• WHAT THE TASK REQUIRES:
Output only the count of lines that contain "some".

— Start of SUPPLIED RECORDS —

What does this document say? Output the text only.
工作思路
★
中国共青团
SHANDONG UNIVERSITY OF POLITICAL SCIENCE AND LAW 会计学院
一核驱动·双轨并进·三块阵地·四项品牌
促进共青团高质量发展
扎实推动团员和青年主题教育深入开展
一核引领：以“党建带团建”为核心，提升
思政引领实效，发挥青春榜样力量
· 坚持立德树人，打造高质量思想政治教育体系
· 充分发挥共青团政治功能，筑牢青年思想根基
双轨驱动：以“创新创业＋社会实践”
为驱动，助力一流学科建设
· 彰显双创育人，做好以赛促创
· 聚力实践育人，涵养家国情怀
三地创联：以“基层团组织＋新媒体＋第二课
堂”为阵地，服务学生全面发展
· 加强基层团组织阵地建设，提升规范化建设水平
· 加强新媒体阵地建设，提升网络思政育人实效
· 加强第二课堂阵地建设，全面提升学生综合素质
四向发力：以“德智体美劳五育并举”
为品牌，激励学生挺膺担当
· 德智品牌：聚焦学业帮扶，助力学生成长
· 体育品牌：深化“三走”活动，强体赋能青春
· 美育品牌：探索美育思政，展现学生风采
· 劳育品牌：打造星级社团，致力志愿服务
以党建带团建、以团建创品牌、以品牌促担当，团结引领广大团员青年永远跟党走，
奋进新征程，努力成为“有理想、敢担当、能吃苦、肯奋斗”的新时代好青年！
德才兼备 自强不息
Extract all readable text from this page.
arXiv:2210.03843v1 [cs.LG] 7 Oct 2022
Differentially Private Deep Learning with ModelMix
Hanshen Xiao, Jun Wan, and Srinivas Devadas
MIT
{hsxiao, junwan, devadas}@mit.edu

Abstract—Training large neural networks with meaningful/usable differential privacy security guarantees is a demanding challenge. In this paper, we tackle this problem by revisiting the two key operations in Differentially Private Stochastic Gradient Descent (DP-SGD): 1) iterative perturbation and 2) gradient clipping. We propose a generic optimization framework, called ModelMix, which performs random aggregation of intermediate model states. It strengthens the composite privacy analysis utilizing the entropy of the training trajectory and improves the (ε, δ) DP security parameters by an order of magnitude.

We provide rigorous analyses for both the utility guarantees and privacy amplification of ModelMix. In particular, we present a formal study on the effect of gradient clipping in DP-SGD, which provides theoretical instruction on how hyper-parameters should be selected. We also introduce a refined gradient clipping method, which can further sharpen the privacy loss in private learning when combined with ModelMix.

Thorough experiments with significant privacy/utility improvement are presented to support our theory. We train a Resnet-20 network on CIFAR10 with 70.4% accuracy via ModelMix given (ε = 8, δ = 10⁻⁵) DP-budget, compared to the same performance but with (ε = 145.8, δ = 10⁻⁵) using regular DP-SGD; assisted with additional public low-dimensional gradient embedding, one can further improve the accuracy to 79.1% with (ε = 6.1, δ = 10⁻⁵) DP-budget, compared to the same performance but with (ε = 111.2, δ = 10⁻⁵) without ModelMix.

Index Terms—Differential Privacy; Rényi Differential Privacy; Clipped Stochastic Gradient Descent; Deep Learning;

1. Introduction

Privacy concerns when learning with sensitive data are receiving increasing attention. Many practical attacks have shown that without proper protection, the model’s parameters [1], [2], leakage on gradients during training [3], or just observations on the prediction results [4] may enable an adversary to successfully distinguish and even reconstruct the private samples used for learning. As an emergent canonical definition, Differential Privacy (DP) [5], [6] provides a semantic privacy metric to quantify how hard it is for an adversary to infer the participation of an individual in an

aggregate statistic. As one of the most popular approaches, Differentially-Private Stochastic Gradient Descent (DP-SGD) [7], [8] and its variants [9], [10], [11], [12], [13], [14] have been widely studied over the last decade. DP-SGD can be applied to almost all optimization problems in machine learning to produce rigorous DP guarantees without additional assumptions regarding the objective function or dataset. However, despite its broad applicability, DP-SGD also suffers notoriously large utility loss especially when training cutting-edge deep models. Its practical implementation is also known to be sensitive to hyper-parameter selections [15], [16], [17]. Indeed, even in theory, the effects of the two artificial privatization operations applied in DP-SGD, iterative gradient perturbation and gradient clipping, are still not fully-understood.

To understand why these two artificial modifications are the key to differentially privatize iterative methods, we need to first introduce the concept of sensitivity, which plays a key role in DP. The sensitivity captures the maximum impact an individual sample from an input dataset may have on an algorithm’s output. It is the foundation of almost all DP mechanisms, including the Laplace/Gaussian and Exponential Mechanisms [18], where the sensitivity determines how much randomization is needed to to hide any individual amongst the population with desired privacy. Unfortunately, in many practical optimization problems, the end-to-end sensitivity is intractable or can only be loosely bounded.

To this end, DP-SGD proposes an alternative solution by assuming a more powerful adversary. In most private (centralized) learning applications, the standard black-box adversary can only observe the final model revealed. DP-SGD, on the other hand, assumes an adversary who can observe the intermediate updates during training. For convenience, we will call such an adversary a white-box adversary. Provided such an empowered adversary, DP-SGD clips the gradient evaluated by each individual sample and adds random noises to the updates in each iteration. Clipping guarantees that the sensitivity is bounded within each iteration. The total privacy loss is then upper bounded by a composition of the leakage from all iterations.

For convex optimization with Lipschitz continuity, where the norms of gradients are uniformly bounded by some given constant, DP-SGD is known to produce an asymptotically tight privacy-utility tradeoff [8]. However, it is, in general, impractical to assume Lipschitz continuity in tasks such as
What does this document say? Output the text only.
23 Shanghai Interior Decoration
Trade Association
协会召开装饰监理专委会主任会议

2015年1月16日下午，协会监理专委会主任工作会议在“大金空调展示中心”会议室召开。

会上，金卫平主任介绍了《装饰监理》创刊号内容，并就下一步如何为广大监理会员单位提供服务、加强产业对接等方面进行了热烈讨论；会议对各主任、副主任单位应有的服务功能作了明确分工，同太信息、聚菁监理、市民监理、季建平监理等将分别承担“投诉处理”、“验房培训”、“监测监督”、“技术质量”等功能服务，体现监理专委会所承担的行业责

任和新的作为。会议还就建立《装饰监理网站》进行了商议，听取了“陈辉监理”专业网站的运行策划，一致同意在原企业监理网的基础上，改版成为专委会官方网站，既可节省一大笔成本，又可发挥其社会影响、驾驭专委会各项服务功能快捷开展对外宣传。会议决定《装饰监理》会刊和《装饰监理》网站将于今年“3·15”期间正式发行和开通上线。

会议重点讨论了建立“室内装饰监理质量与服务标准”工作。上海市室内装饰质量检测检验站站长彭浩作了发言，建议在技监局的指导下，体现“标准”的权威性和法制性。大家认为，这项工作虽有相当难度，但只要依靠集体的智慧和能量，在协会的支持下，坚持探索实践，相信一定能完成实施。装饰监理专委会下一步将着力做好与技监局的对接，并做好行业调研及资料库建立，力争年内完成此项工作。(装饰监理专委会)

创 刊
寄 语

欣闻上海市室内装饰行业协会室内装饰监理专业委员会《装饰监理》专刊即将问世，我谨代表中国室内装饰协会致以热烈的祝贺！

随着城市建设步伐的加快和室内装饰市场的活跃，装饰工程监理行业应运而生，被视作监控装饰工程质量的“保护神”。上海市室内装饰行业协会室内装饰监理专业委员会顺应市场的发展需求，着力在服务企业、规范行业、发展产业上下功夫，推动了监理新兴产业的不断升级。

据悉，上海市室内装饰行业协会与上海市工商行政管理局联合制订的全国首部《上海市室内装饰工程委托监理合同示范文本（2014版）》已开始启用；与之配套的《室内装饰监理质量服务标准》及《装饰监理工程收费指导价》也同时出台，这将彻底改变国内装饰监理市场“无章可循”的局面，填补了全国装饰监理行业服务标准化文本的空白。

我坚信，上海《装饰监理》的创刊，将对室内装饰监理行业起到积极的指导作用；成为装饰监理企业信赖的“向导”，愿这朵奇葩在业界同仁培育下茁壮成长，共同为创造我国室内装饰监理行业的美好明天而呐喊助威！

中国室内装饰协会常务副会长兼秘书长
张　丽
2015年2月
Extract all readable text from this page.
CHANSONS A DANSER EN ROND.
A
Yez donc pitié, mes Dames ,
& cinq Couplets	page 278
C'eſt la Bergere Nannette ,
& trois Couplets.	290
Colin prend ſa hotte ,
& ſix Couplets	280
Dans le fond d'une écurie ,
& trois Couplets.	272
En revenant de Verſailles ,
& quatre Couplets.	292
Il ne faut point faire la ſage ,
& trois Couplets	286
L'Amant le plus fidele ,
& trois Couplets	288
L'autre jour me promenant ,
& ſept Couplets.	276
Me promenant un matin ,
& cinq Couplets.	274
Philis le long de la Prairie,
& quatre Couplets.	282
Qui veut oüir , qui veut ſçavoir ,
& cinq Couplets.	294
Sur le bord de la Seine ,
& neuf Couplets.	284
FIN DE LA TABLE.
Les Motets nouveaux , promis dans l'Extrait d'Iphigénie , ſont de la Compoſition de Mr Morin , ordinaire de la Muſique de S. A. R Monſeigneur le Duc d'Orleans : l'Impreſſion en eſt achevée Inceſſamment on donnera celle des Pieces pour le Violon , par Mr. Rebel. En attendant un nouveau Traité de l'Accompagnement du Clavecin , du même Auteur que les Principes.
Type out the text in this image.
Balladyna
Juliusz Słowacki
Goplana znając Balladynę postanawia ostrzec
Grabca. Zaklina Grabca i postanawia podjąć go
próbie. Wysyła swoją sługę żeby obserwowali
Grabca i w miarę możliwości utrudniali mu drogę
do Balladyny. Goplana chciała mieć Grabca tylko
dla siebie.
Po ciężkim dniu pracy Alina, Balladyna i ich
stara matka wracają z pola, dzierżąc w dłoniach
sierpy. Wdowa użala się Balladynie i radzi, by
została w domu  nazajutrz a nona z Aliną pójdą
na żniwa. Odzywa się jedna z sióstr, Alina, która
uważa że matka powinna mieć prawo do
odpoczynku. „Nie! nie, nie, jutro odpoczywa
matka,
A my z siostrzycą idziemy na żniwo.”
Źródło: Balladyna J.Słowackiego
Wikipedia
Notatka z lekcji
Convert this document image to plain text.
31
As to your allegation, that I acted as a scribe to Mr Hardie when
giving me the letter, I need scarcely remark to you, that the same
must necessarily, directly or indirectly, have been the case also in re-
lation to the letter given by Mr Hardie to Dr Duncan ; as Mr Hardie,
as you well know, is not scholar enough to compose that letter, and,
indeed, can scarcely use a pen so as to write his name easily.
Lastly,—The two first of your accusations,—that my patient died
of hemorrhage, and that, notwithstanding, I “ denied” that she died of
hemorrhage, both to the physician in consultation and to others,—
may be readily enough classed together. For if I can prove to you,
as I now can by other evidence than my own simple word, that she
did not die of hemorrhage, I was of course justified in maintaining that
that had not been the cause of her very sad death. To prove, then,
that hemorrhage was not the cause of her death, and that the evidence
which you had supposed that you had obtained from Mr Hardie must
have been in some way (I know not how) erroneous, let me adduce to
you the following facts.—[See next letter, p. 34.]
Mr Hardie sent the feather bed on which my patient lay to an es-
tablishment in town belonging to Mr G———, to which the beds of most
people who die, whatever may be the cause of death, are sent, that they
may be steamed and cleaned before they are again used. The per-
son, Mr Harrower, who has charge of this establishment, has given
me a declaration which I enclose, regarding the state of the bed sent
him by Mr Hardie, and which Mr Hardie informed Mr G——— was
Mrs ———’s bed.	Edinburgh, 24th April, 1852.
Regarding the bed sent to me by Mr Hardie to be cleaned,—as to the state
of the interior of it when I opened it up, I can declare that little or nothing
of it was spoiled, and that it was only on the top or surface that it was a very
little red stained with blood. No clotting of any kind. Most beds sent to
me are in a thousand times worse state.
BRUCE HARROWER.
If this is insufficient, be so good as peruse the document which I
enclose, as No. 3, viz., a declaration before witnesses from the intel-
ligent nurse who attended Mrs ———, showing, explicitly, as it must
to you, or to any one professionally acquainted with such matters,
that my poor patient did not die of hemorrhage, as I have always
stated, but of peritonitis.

— End of SUPPLIED RECORDS —

• THE COMPLETED TASK:
2